Goal of the exercise: Make an exact copy of all the data.
○ ○ ○ ○ ○ ○ ○
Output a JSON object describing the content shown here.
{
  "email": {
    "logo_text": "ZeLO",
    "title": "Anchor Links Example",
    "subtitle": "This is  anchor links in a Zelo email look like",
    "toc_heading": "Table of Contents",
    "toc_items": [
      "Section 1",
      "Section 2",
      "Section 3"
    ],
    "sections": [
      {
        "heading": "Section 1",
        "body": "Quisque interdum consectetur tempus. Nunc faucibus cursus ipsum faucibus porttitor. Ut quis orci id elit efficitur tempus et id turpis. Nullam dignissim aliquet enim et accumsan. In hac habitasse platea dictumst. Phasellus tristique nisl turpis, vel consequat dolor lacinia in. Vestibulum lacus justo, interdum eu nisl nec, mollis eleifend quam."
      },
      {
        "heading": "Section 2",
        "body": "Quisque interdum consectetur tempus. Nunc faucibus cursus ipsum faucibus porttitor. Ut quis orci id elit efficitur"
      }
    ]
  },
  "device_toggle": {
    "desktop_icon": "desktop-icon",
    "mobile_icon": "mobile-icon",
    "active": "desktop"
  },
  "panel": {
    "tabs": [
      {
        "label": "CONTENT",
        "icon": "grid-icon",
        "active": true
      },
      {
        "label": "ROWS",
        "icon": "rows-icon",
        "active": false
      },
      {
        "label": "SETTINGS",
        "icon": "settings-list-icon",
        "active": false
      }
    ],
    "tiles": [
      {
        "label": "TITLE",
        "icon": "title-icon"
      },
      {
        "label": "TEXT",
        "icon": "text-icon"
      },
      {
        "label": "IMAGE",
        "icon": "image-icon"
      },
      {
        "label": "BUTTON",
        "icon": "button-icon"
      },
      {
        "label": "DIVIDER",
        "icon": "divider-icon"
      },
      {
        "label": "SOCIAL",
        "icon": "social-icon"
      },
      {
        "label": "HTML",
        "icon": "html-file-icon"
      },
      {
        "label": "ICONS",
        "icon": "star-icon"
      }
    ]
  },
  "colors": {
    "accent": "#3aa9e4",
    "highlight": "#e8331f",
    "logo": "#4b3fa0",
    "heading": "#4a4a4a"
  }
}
○ ○ ○ ○ ○ ○ ○
Exercise solution:
Output a JSON object describing the content shown here.
{
  "email": {
    "logo_text": "ZeLO",
    "title": "Anchor Links Example",
    "subtitle": "This is  anchor links in a Zelo email look like",
    "toc_heading": "Table of Contents",
    "toc_items": [
      "Section 1",
      "Section 2",
      "Section 3"
    ],
    "sections": [
      {
        "heading": "Section 1",
        "body": "Quisque interdum consectetur tempus. Nunc faucibus cursus ipsum faucibus porttitor. Ut quis orci id elit efficitur tempus et id turpis. Nullam dignissim aliquet enim et accumsan. In hac habitasse platea dictumst. Phasellus tristique nisl turpis, vel consequat dolor lacinia in. Vestibulum lacus justo, interdum eu nisl nec, mollis eleifend quam."
      },
      {
        "heading": "Section 2",
        "body": "Quisque interdum consectetur tempus. Nunc faucibus cursus ipsum faucibus porttitor. Ut quis orci id elit efficitur"
      }
    ]
  },
  "device_toggle": {
    "desktop_icon": "desktop-icon",
    "mobile_icon": "mobile-icon",
    "active": "desktop"
  },
  "panel": {
    "tabs": [
      {
        "label": "CONTENT",
        "icon": "grid-icon",
        "active": true
      },
      {
        "label": "ROWS",
        "icon": "rows-icon",
        "active": false
      },
      {
        "label": "SETTINGS",
        "icon": "settings-list-icon",
        "active": false
      }
    ],
    "tiles": [
      {
        "label": "TITLE",
        "icon": "title-icon"
      },
      {
        "label": "TEXT",
        "icon": "text-icon"
      },
      {
        "label": "IMAGE",
        "icon": "image-icon"
      },
      {
        "label": "BUTTON",
        "icon": "button-icon"
      },
      {
        "label": "DIVIDER",
        "icon": "divider-icon"
      },
      {
        "label": "SOCIAL",
        "icon": "social-icon"
      },
      {
        "label": "HTML",
        "icon": "html-file-icon"
      },
      {
        "label": "ICONS",
        "icon": "star-icon"
      }
    ]
  },
  "colors": {
    "accent": "#3aa9e4",
    "highlight": "#e8331f",
    "logo": "#4b3fa0",
    "heading": "#4a4a4a"
  }
}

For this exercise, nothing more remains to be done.